STATED TASK —
Can you write out all the lines word for word, with no pictures?

SUPPLIED MATERIAL —
··········

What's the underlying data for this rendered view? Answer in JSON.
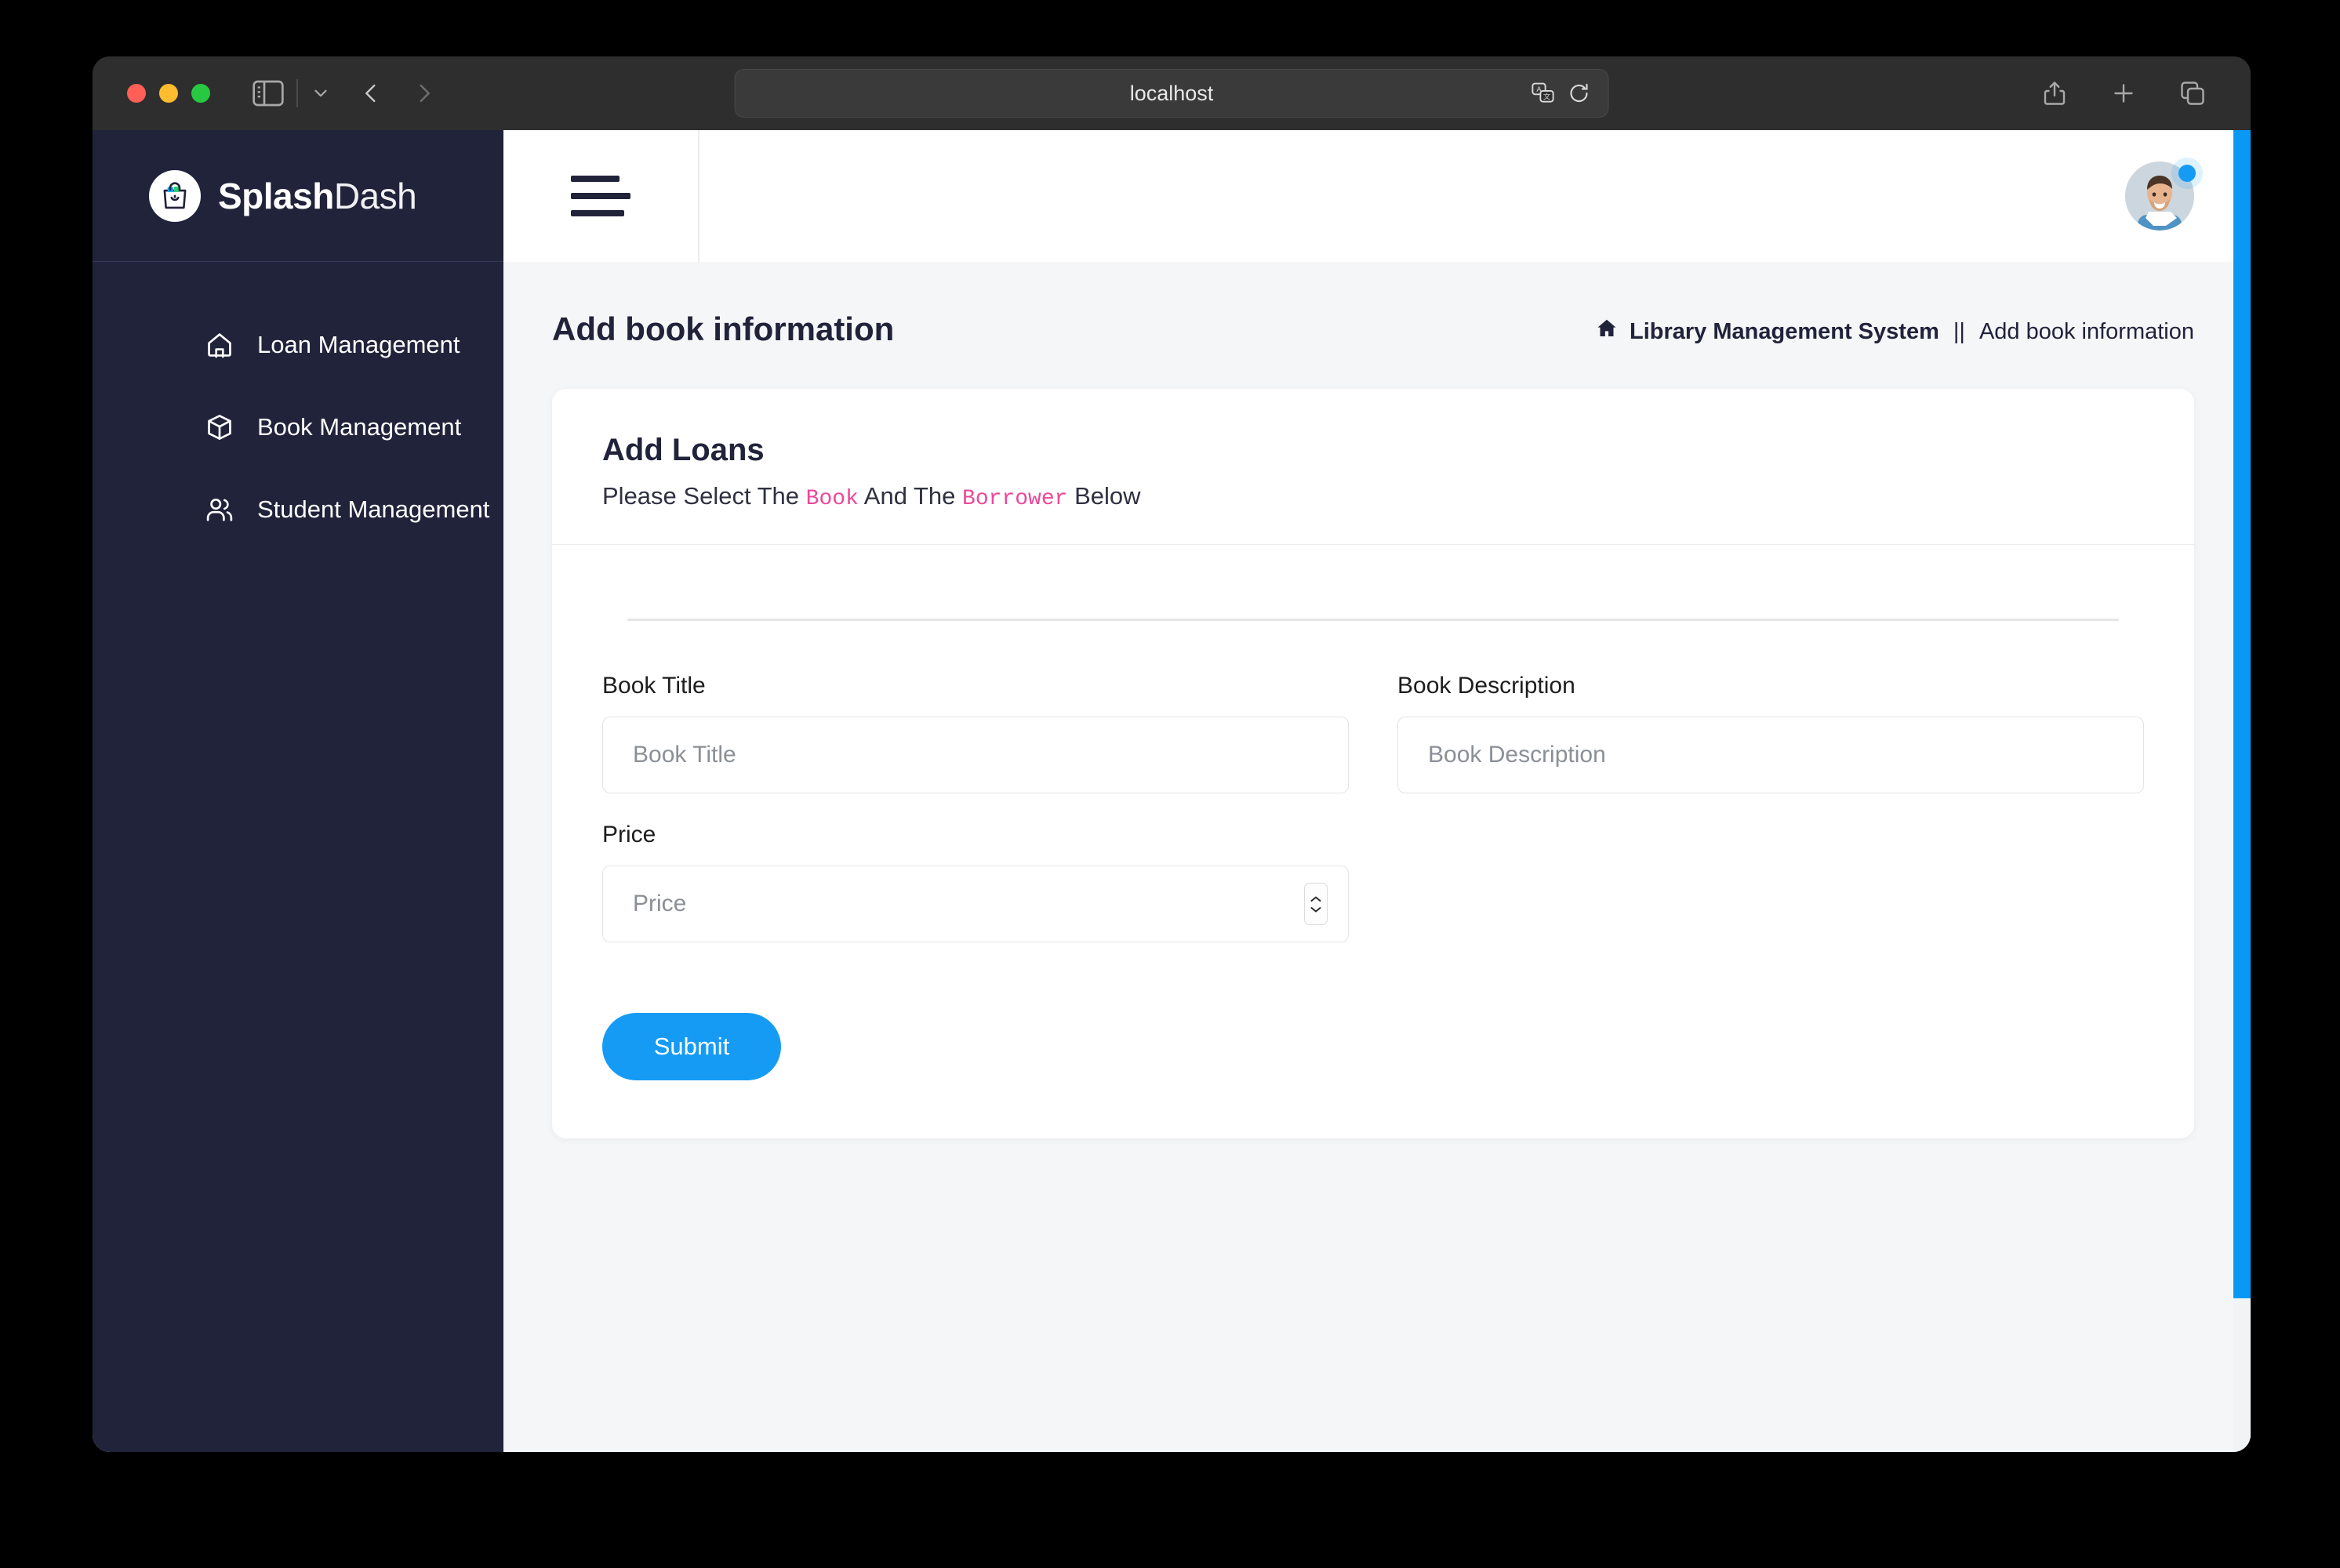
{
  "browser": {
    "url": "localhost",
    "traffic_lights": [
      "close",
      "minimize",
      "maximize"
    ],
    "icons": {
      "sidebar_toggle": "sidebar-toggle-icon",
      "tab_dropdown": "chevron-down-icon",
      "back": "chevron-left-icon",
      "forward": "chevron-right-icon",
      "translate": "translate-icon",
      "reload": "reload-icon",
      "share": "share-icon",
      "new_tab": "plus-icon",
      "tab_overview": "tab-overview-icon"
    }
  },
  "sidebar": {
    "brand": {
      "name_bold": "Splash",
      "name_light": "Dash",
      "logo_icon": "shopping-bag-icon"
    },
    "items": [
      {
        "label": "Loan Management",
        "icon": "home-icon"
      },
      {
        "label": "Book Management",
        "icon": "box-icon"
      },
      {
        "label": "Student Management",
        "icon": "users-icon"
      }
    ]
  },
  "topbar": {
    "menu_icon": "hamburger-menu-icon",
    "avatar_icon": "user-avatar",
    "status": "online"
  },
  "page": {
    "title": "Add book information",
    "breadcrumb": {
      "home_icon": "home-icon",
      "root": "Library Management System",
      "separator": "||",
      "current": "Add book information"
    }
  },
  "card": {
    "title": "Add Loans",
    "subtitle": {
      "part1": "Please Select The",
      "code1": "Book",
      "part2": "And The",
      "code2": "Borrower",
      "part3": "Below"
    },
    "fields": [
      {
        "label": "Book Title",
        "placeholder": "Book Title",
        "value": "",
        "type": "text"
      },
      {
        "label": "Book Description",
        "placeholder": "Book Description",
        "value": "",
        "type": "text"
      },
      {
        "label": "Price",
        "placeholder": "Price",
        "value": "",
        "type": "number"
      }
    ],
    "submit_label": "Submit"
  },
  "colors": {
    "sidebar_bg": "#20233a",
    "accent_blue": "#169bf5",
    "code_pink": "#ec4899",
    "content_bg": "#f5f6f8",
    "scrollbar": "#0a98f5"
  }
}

··········

FINISHED TASK —
What's the underlying data for this rendered view? Answer in JSON.
{
  "browser": {
    "url": "localhost",
    "traffic_lights": [
      "close",
      "minimize",
      "maximize"
    ],
    "icons": {
      "sidebar_toggle": "sidebar-toggle-icon",
      "tab_dropdown": "chevron-down-icon",
      "back": "chevron-left-icon",
      "forward": "chevron-right-icon",
      "translate": "translate-icon",
      "reload": "reload-icon",
      "share": "share-icon",
      "new_tab": "plus-icon",
      "tab_overview": "tab-overview-icon"
    }
  },
  "sidebar": {
    "brand": {
      "name_bold": "Splash",
      "name_light": "Dash",
      "logo_icon": "shopping-bag-icon"
    },
    "items": [
      {
        "label": "Loan Management",
        "icon": "home-icon"
      },
      {
        "label": "Book Management",
        "icon": "box-icon"
      },
      {
        "label": "Student Management",
        "icon": "users-icon"
      }
    ]
  },
  "topbar": {
    "menu_icon": "hamburger-menu-icon",
    "avatar_icon": "user-avatar",
    "status": "online"
  },
  "page": {
    "title": "Add book information",
    "breadcrumb": {
      "home_icon": "home-icon",
      "root": "Library Management System",
      "separator": "||",
      "current": "Add book information"
    }
  },
  "card": {
    "title": "Add Loans",
    "subtitle": {
      "part1": "Please Select The",
      "code1": "Book",
      "part2": "And The",
      "code2": "Borrower",
      "part3": "Below"
    },
    "fields": [
      {
        "label": "Book Title",
        "placeholder": "Book Title",
        "value": "",
        "type": "text"
      },
      {
        "label": "Book Description",
        "placeholder": "Book Description",
        "value": "",
        "type": "text"
      },
      {
        "label": "Price",
        "placeholder": "Price",
        "value": "",
        "type": "number"
      }
    ],
    "submit_label": "Submit"
  },
  "colors": {
    "sidebar_bg": "#20233a",
    "accent_blue": "#169bf5",
    "code_pink": "#ec4899",
    "content_bg": "#f5f6f8",
    "scrollbar": "#0a98f5"
  }
}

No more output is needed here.